DO THIS:
Identify every line in the records below that contains the word "Bitcoin", and copy each of those lines.

(Records from a collection)
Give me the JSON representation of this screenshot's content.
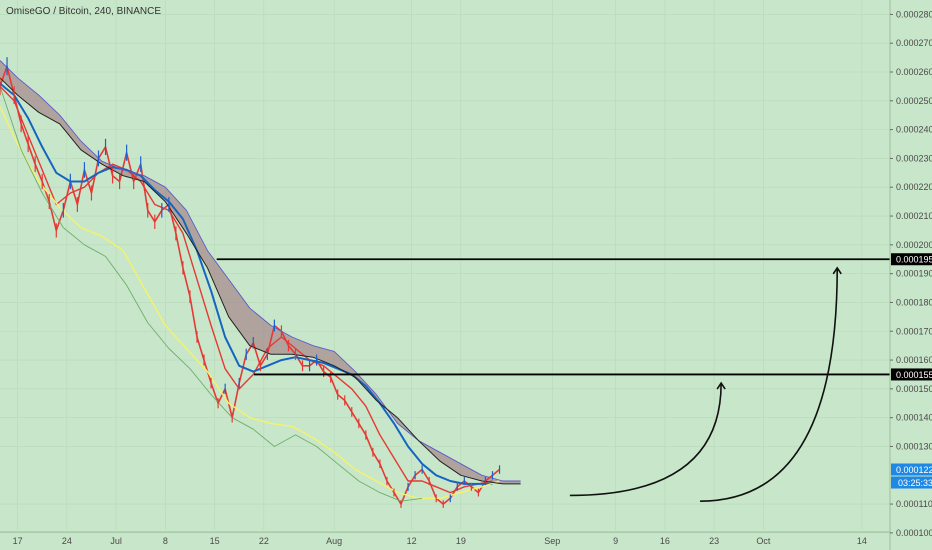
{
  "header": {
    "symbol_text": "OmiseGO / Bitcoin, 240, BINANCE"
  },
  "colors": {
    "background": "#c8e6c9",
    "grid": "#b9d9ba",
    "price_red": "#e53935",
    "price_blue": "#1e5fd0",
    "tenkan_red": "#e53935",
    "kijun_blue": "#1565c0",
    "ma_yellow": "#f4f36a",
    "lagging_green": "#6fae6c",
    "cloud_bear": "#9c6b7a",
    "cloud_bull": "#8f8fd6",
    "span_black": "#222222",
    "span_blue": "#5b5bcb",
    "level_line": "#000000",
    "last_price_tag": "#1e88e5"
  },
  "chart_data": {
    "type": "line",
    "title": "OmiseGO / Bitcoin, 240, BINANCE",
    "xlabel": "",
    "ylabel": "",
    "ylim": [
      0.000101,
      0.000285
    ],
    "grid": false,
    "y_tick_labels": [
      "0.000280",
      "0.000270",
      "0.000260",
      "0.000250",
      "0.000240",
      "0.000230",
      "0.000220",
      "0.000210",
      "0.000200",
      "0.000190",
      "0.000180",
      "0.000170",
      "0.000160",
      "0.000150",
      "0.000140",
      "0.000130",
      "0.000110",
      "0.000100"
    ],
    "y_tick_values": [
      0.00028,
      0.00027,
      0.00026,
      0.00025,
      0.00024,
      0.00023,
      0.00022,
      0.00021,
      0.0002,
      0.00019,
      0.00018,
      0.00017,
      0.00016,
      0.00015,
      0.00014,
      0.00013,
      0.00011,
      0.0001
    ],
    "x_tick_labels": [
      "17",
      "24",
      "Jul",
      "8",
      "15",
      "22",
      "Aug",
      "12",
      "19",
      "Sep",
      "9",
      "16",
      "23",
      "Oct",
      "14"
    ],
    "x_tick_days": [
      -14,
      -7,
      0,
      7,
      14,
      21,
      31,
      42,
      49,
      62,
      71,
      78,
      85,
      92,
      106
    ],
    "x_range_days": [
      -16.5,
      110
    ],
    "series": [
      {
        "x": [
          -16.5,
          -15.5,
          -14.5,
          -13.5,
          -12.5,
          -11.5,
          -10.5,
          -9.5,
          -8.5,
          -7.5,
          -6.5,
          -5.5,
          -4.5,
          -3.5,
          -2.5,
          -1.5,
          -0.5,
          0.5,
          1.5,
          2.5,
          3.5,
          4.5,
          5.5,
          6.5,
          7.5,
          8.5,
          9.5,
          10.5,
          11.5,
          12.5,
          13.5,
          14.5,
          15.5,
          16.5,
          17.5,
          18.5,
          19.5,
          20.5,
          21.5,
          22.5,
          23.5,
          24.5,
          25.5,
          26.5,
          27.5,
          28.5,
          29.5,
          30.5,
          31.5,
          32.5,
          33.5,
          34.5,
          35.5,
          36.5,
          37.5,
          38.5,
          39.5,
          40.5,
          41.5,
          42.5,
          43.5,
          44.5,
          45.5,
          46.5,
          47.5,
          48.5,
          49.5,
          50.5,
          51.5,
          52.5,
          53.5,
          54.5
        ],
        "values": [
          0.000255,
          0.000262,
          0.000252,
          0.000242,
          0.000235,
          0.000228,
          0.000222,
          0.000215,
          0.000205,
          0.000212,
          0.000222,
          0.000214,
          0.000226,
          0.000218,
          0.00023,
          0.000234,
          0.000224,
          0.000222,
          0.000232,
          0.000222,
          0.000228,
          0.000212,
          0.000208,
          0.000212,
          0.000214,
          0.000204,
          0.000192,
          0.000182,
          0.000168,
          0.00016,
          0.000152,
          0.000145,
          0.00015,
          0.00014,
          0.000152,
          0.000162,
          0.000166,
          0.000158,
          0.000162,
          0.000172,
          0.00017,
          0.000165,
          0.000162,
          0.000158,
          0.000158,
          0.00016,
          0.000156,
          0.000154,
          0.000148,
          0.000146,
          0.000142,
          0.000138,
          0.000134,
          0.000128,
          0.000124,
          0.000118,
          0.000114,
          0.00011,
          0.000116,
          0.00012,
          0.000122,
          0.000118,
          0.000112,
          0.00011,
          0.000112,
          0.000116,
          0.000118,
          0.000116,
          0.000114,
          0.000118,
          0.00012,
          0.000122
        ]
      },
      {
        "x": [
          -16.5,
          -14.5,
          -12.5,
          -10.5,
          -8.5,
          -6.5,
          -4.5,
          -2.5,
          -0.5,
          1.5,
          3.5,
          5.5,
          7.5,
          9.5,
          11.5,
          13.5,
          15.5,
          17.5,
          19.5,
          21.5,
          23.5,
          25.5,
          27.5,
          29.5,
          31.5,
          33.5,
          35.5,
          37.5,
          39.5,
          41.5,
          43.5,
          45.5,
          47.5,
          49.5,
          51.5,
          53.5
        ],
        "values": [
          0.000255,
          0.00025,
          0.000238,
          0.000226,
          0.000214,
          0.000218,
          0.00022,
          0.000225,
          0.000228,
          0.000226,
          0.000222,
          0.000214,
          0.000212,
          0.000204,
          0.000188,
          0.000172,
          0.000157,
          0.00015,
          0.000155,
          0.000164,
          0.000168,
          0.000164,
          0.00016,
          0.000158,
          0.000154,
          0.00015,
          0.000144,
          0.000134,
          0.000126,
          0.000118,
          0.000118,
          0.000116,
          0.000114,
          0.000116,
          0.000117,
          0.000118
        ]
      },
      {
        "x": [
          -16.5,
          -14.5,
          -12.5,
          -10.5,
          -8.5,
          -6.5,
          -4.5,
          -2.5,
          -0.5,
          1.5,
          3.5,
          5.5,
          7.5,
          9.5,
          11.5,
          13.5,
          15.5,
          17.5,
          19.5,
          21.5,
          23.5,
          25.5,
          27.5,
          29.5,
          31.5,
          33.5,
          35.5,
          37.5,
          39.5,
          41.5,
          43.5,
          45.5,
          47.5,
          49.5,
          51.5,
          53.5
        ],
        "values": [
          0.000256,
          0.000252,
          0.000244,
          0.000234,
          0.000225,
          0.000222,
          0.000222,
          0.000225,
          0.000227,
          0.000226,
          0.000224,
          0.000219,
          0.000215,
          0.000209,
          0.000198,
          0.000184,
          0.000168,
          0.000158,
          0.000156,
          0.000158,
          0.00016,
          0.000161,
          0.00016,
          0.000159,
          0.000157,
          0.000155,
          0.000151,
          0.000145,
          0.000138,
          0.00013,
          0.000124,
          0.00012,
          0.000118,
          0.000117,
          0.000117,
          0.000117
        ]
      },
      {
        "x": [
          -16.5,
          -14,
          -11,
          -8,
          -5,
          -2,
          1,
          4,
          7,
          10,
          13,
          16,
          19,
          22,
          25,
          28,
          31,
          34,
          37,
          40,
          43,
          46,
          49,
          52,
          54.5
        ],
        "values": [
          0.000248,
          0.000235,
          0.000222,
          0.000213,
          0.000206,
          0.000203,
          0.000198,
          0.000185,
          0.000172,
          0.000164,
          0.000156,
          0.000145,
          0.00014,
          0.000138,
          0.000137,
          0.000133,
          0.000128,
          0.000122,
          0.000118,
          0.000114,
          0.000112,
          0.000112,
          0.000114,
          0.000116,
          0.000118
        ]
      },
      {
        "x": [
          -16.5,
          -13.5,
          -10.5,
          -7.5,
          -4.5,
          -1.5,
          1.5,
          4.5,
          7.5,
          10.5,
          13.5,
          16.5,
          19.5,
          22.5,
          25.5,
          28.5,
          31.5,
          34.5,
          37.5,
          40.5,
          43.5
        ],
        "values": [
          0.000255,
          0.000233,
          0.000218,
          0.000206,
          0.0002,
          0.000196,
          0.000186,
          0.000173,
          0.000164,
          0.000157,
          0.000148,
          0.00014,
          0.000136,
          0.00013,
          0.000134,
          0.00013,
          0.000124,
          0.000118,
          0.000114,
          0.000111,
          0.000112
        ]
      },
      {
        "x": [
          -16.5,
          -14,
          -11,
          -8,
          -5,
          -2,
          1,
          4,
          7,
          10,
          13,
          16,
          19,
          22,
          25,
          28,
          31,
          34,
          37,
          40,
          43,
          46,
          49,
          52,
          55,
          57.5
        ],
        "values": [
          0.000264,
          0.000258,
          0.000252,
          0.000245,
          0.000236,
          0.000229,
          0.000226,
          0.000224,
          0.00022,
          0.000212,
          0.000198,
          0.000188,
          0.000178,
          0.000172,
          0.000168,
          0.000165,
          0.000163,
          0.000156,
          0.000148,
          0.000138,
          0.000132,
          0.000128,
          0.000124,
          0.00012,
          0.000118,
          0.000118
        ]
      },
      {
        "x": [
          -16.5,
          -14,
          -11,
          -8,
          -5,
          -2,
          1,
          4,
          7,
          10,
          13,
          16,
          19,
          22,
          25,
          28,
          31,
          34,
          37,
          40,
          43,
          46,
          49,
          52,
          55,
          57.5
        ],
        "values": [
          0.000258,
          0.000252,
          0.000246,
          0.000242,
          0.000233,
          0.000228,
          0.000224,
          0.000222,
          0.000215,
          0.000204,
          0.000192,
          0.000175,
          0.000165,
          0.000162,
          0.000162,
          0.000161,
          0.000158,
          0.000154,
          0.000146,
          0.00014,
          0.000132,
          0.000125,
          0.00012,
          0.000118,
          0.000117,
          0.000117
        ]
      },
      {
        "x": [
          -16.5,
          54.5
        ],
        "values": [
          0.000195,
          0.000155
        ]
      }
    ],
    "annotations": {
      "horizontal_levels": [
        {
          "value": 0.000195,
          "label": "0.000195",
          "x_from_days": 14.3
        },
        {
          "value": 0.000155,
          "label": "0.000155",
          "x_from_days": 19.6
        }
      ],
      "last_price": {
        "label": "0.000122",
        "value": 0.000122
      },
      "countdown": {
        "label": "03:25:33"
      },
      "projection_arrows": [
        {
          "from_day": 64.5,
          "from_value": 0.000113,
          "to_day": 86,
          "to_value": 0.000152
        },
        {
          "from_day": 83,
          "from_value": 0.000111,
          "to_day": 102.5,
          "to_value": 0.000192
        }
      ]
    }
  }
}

THE COMPLETED TASK:
    "symbol_text": "OmiseGO / Bitcoin, 240, BINANCE"
    "title": "OmiseGO / Bitcoin, 240, BINANCE",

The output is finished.